§ **Problem**
Search the material for the word "name" and report each line where it turns up.
—————
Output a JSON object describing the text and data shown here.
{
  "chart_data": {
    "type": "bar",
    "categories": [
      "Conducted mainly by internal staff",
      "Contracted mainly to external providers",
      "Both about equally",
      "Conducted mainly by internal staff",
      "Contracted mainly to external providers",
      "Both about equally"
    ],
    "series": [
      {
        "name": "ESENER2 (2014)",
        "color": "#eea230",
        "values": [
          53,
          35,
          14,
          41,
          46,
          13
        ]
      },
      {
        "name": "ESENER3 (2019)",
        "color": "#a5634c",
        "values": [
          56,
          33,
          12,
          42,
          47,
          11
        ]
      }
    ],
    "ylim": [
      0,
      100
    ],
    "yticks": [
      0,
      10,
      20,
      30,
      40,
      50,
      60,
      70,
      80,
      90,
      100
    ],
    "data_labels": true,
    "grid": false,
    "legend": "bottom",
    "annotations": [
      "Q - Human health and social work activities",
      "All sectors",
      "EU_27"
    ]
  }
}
—————
§ **Finished task**
        "name": "ESENER2 (2014)",
        "name": "ESENER3 (2019)",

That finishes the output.